Source material:
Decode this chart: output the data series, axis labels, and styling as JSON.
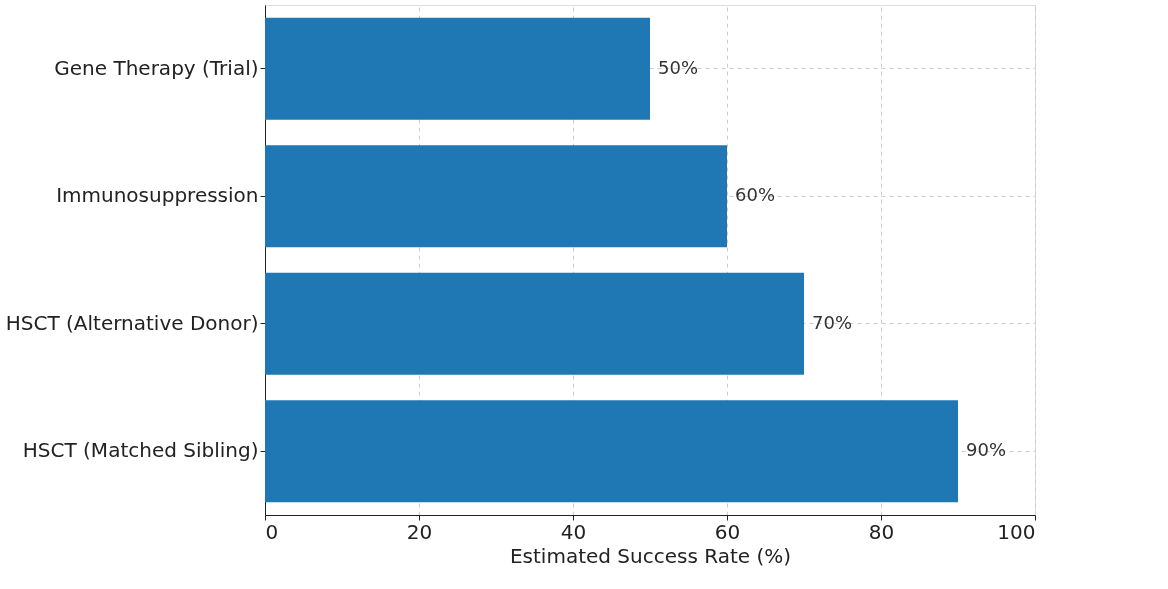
{
  "chart_data": {
    "type": "bar",
    "orientation": "horizontal",
    "categories": [
      "Gene Therapy (Trial)",
      "Immunosuppression",
      "HSCT (Alternative Donor)",
      "HSCT (Matched Sibling)"
    ],
    "values": [
      50,
      60,
      70,
      90
    ],
    "color": "#1f77b4",
    "value_labels": [
      "50%",
      "60%",
      "70%",
      "90%"
    ],
    "xlabel": "Estimated Success Rate (%)",
    "xlim": [
      0,
      100
    ],
    "xticks": [
      0,
      20,
      40,
      60,
      80,
      100
    ],
    "grid": true
  }
}
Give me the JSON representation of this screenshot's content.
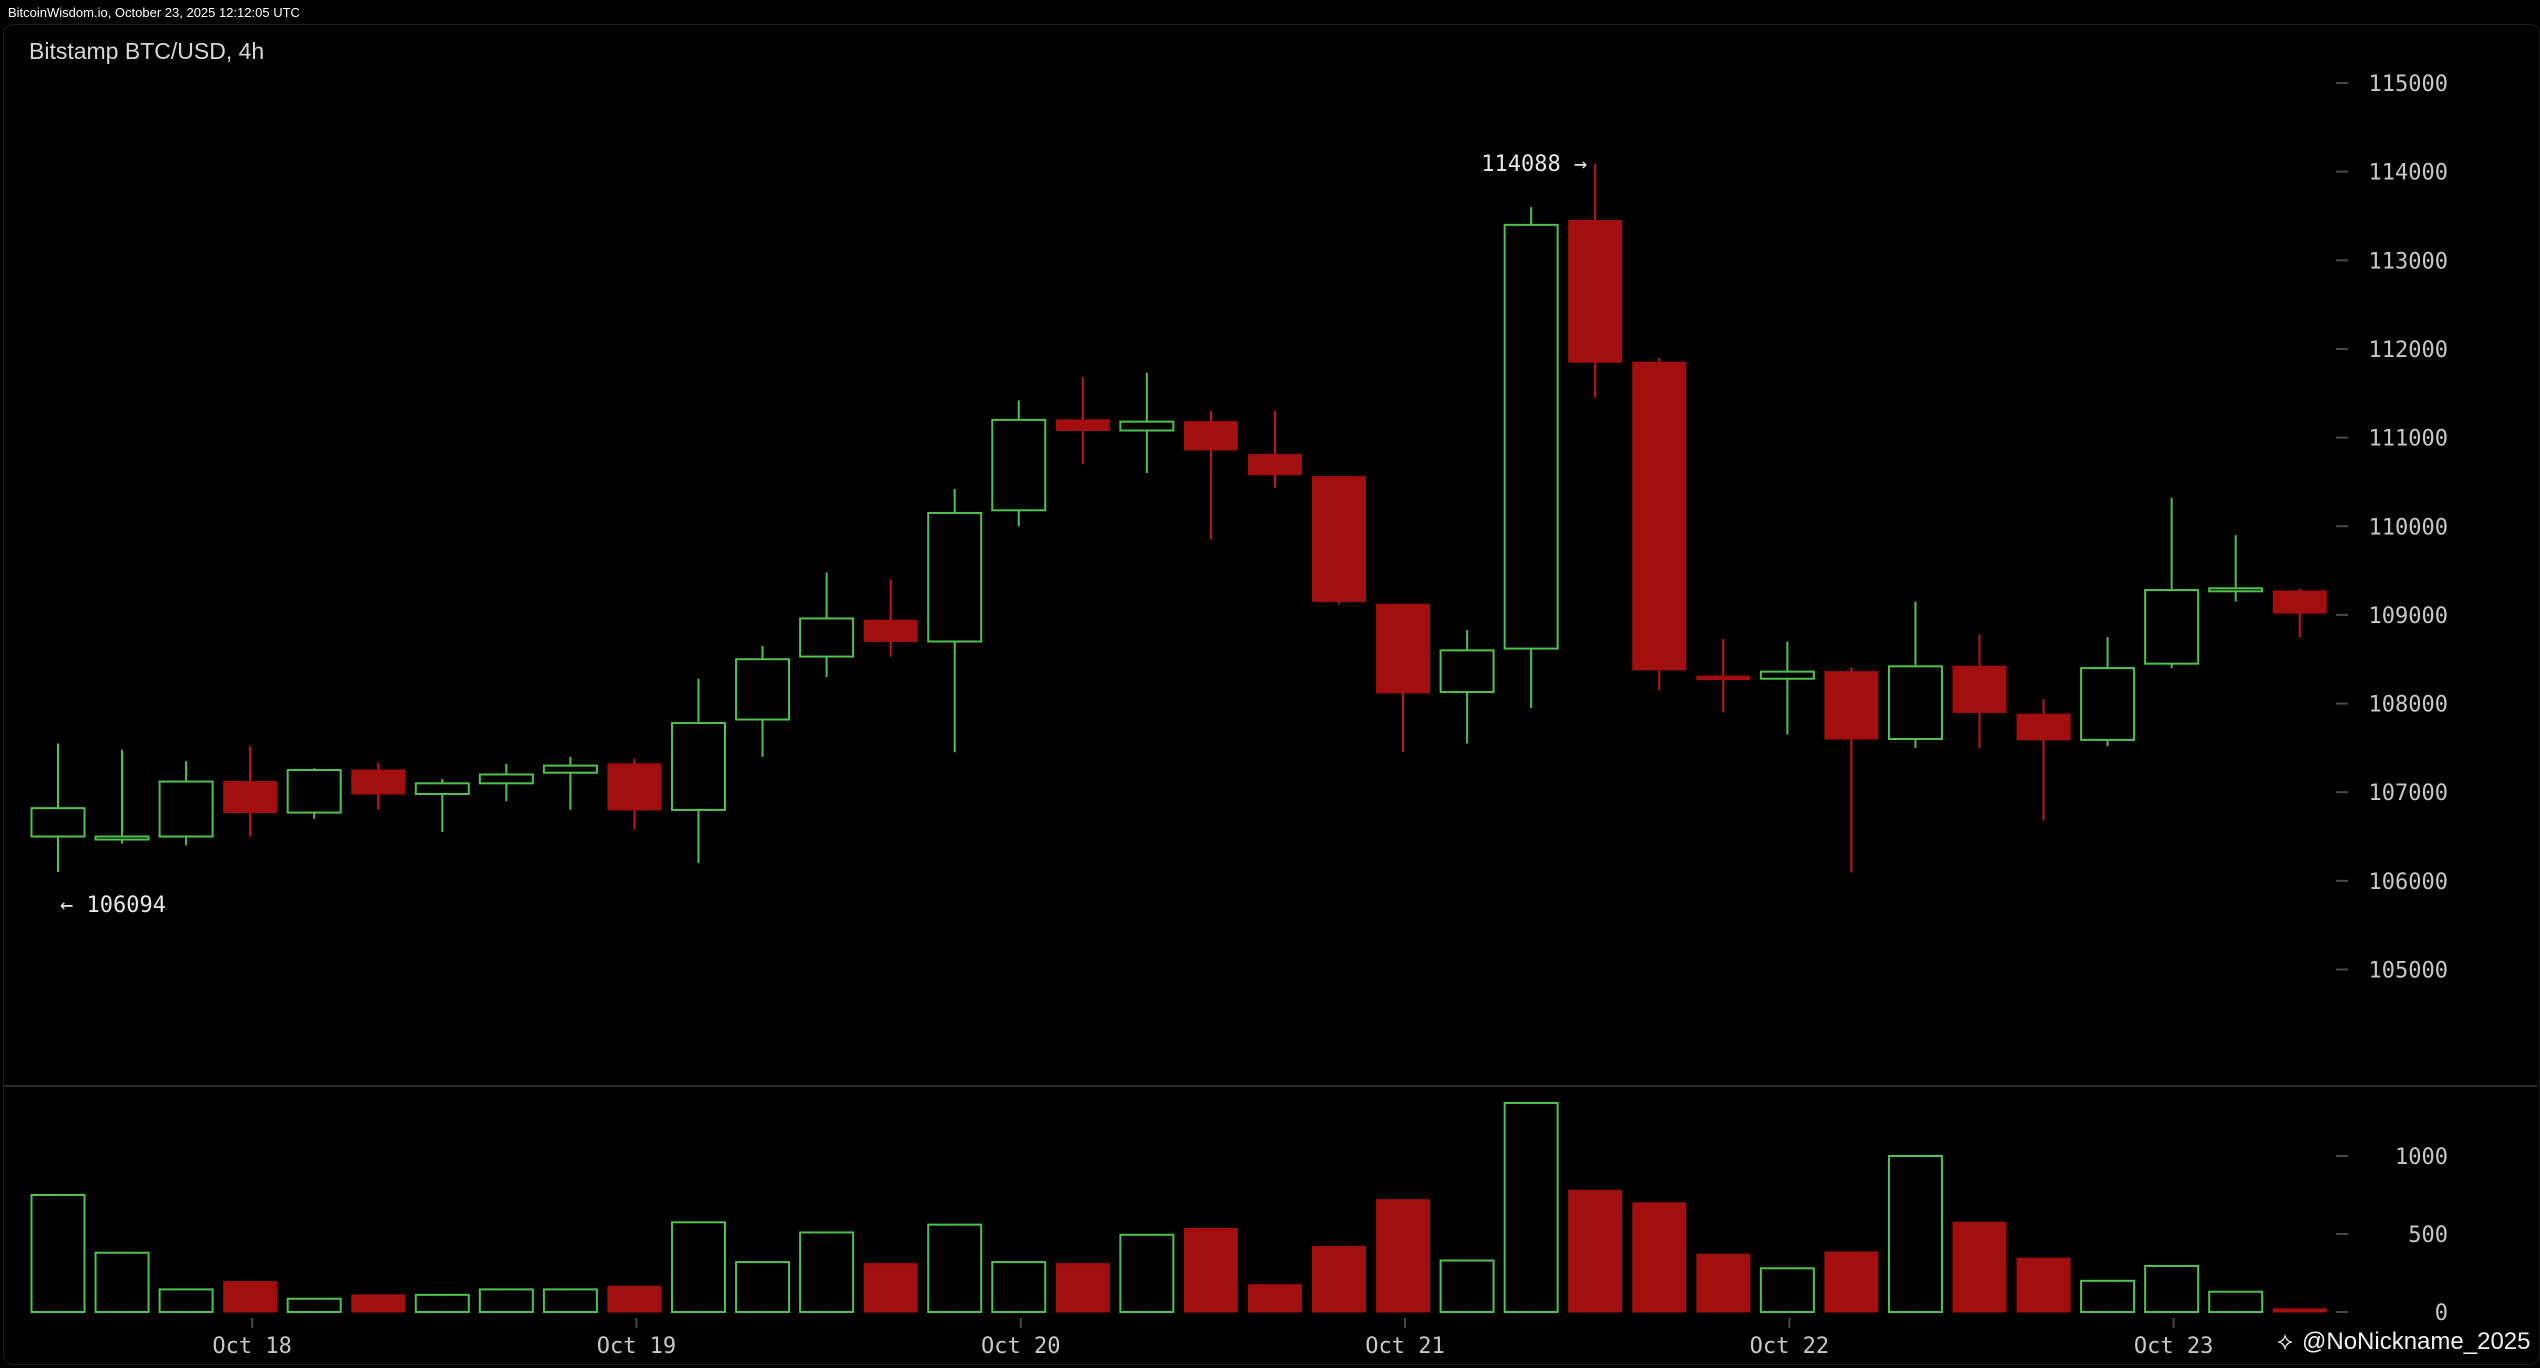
{
  "header": {
    "text": "BitcoinWisdom.io, October 23, 2025 12:12:05 UTC"
  },
  "chart": {
    "title": "Bitstamp BTC/USD, 4h"
  },
  "watermark": {
    "text": "@NoNickname_2025",
    "icon": "binance-square-icon"
  },
  "colors": {
    "up": "#4fc24f",
    "down": "#a30e0e",
    "down_wick": "#c01818",
    "axis_text": "#c8c8c8",
    "background": "#000000"
  },
  "chart_data": [
    {
      "type": "candlestick",
      "title": "Bitstamp BTC/USD, 4h",
      "x_labels": [
        "Oct 18",
        "Oct 19",
        "Oct 20",
        "Oct 21",
        "Oct 22",
        "Oct 23"
      ],
      "x_label_at_candle": [
        3,
        9,
        15,
        21,
        27,
        33
      ],
      "y_ticks": [
        "115000",
        "114000",
        "113000",
        "112000",
        "111000",
        "110000",
        "109000",
        "108000",
        "107000",
        "106000",
        "105000"
      ],
      "ylim": [
        104000,
        115400
      ],
      "annotations": {
        "high": "114088 →",
        "low": "← 106094"
      },
      "candles": [
        {
          "o": 106500,
          "h": 107550,
          "l": 106100,
          "c": 106820
        },
        {
          "o": 106480,
          "h": 107480,
          "l": 106420,
          "c": 106500
        },
        {
          "o": 106500,
          "h": 107350,
          "l": 106400,
          "c": 107120
        },
        {
          "o": 107120,
          "h": 107520,
          "l": 106500,
          "c": 106770
        },
        {
          "o": 106770,
          "h": 107270,
          "l": 106700,
          "c": 107250
        },
        {
          "o": 107250,
          "h": 107330,
          "l": 106800,
          "c": 106980
        },
        {
          "o": 106980,
          "h": 107150,
          "l": 106550,
          "c": 107100
        },
        {
          "o": 107100,
          "h": 107320,
          "l": 106900,
          "c": 107200
        },
        {
          "o": 107220,
          "h": 107400,
          "l": 106800,
          "c": 107300
        },
        {
          "o": 107320,
          "h": 107380,
          "l": 106580,
          "c": 106800
        },
        {
          "o": 106800,
          "h": 108280,
          "l": 106200,
          "c": 107780
        },
        {
          "o": 107820,
          "h": 108650,
          "l": 107400,
          "c": 108500
        },
        {
          "o": 108530,
          "h": 109480,
          "l": 108300,
          "c": 108960
        },
        {
          "o": 108940,
          "h": 109400,
          "l": 108530,
          "c": 108700
        },
        {
          "o": 108700,
          "h": 110420,
          "l": 107450,
          "c": 110150
        },
        {
          "o": 110180,
          "h": 111420,
          "l": 110000,
          "c": 111200
        },
        {
          "o": 111200,
          "h": 111680,
          "l": 110700,
          "c": 111080
        },
        {
          "o": 111080,
          "h": 111730,
          "l": 110600,
          "c": 111180
        },
        {
          "o": 111180,
          "h": 111300,
          "l": 109850,
          "c": 110860
        },
        {
          "o": 110810,
          "h": 111300,
          "l": 110430,
          "c": 110580
        },
        {
          "o": 110560,
          "h": 110560,
          "l": 109120,
          "c": 109150
        },
        {
          "o": 109120,
          "h": 109120,
          "l": 107450,
          "c": 108120
        },
        {
          "o": 108130,
          "h": 108830,
          "l": 107550,
          "c": 108600
        },
        {
          "o": 108620,
          "h": 113600,
          "l": 107950,
          "c": 113400
        },
        {
          "o": 113450,
          "h": 114088,
          "l": 111450,
          "c": 111850
        },
        {
          "o": 111850,
          "h": 111900,
          "l": 108150,
          "c": 108380
        },
        {
          "o": 108310,
          "h": 108730,
          "l": 107900,
          "c": 108270
        },
        {
          "o": 108280,
          "h": 108700,
          "l": 107650,
          "c": 108360
        },
        {
          "o": 108360,
          "h": 108410,
          "l": 106094,
          "c": 107600
        },
        {
          "o": 107600,
          "h": 109150,
          "l": 107500,
          "c": 108420
        },
        {
          "o": 108420,
          "h": 108780,
          "l": 107500,
          "c": 107900
        },
        {
          "o": 107880,
          "h": 108050,
          "l": 106680,
          "c": 107590
        },
        {
          "o": 107590,
          "h": 108750,
          "l": 107520,
          "c": 108400
        },
        {
          "o": 108450,
          "h": 110320,
          "l": 108400,
          "c": 109280
        },
        {
          "o": 109300,
          "h": 109900,
          "l": 109150,
          "c": 109300
        },
        {
          "o": 109270,
          "h": 109300,
          "l": 108750,
          "c": 109020
        }
      ]
    },
    {
      "type": "bar",
      "title": "",
      "y_ticks": [
        "1000",
        "500",
        "0"
      ],
      "ylim": [
        0,
        1350
      ],
      "values": [
        750,
        380,
        145,
        195,
        85,
        110,
        110,
        145,
        145,
        165,
        575,
        320,
        510,
        310,
        560,
        320,
        310,
        495,
        535,
        175,
        420,
        720,
        330,
        1340,
        780,
        700,
        370,
        280,
        385,
        1000,
        575,
        345,
        200,
        295,
        130,
        20
      ]
    }
  ]
}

Aim of the exercise: Transcribe the full listing above exactly, with the images removed.

Result of this exercise:
Decode this chart: output the data series, axis labels, and styling as JSON.
{
  "chart_data": {
    "type": "bar",
    "orientation": "horizontal",
    "categories": [
      "Gene Therapy (Trial)",
      "Immunosuppression",
      "HSCT (Alternative Donor)",
      "HSCT (Matched Sibling)"
    ],
    "values": [
      50,
      60,
      70,
      90
    ],
    "color": "#1f77b4",
    "value_labels": [
      "50%",
      "60%",
      "70%",
      "90%"
    ],
    "xlabel": "Estimated Success Rate (%)",
    "xlim": [
      0,
      100
    ],
    "xticks": [
      0,
      20,
      40,
      60,
      80,
      100
    ],
    "grid": true
  }
}
Give me the JSON representation of this screenshot's content.
{
  "header": {
    "text": "BitcoinWisdom.io, October 23, 2025 12:12:05 UTC"
  },
  "chart": {
    "title": "Bitstamp BTC/USD, 4h"
  },
  "watermark": {
    "text": "@NoNickname_2025",
    "icon": "binance-square-icon"
  },
  "colors": {
    "up": "#4fc24f",
    "down": "#a30e0e",
    "down_wick": "#c01818",
    "axis_text": "#c8c8c8",
    "background": "#000000"
  },
  "chart_data": [
    {
      "type": "candlestick",
      "title": "Bitstamp BTC/USD, 4h",
      "x_labels": [
        "Oct 18",
        "Oct 19",
        "Oct 20",
        "Oct 21",
        "Oct 22",
        "Oct 23"
      ],
      "x_label_at_candle": [
        3,
        9,
        15,
        21,
        27,
        33
      ],
      "y_ticks": [
        "115000",
        "114000",
        "113000",
        "112000",
        "111000",
        "110000",
        "109000",
        "108000",
        "107000",
        "106000",
        "105000"
      ],
      "ylim": [
        104000,
        115400
      ],
      "annotations": {
        "high": "114088 →",
        "low": "← 106094"
      },
      "candles": [
        {
          "o": 106500,
          "h": 107550,
          "l": 106100,
          "c": 106820
        },
        {
          "o": 106480,
          "h": 107480,
          "l": 106420,
          "c": 106500
        },
        {
          "o": 106500,
          "h": 107350,
          "l": 106400,
          "c": 107120
        },
        {
          "o": 107120,
          "h": 107520,
          "l": 106500,
          "c": 106770
        },
        {
          "o": 106770,
          "h": 107270,
          "l": 106700,
          "c": 107250
        },
        {
          "o": 107250,
          "h": 107330,
          "l": 106800,
          "c": 106980
        },
        {
          "o": 106980,
          "h": 107150,
          "l": 106550,
          "c": 107100
        },
        {
          "o": 107100,
          "h": 107320,
          "l": 106900,
          "c": 107200
        },
        {
          "o": 107220,
          "h": 107400,
          "l": 106800,
          "c": 107300
        },
        {
          "o": 107320,
          "h": 107380,
          "l": 106580,
          "c": 106800
        },
        {
          "o": 106800,
          "h": 108280,
          "l": 106200,
          "c": 107780
        },
        {
          "o": 107820,
          "h": 108650,
          "l": 107400,
          "c": 108500
        },
        {
          "o": 108530,
          "h": 109480,
          "l": 108300,
          "c": 108960
        },
        {
          "o": 108940,
          "h": 109400,
          "l": 108530,
          "c": 108700
        },
        {
          "o": 108700,
          "h": 110420,
          "l": 107450,
          "c": 110150
        },
        {
          "o": 110180,
          "h": 111420,
          "l": 110000,
          "c": 111200
        },
        {
          "o": 111200,
          "h": 111680,
          "l": 110700,
          "c": 111080
        },
        {
          "o": 111080,
          "h": 111730,
          "l": 110600,
          "c": 111180
        },
        {
          "o": 111180,
          "h": 111300,
          "l": 109850,
          "c": 110860
        },
        {
          "o": 110810,
          "h": 111300,
          "l": 110430,
          "c": 110580
        },
        {
          "o": 110560,
          "h": 110560,
          "l": 109120,
          "c": 109150
        },
        {
          "o": 109120,
          "h": 109120,
          "l": 107450,
          "c": 108120
        },
        {
          "o": 108130,
          "h": 108830,
          "l": 107550,
          "c": 108600
        },
        {
          "o": 108620,
          "h": 113600,
          "l": 107950,
          "c": 113400
        },
        {
          "o": 113450,
          "h": 114088,
          "l": 111450,
          "c": 111850
        },
        {
          "o": 111850,
          "h": 111900,
          "l": 108150,
          "c": 108380
        },
        {
          "o": 108310,
          "h": 108730,
          "l": 107900,
          "c": 108270
        },
        {
          "o": 108280,
          "h": 108700,
          "l": 107650,
          "c": 108360
        },
        {
          "o": 108360,
          "h": 108410,
          "l": 106094,
          "c": 107600
        },
        {
          "o": 107600,
          "h": 109150,
          "l": 107500,
          "c": 108420
        },
        {
          "o": 108420,
          "h": 108780,
          "l": 107500,
          "c": 107900
        },
        {
          "o": 107880,
          "h": 108050,
          "l": 106680,
          "c": 107590
        },
        {
          "o": 107590,
          "h": 108750,
          "l": 107520,
          "c": 108400
        },
        {
          "o": 108450,
          "h": 110320,
          "l": 108400,
          "c": 109280
        },
        {
          "o": 109300,
          "h": 109900,
          "l": 109150,
          "c": 109300
        },
        {
          "o": 109270,
          "h": 109300,
          "l": 108750,
          "c": 109020
        }
      ]
    },
    {
      "type": "bar",
      "title": "",
      "y_ticks": [
        "1000",
        "500",
        "0"
      ],
      "ylim": [
        0,
        1350
      ],
      "values": [
        750,
        380,
        145,
        195,
        85,
        110,
        110,
        145,
        145,
        165,
        575,
        320,
        510,
        310,
        560,
        320,
        310,
        495,
        535,
        175,
        420,
        720,
        330,
        1340,
        780,
        700,
        370,
        280,
        385,
        1000,
        575,
        345,
        200,
        295,
        130,
        20
      ]
    }
  ]
}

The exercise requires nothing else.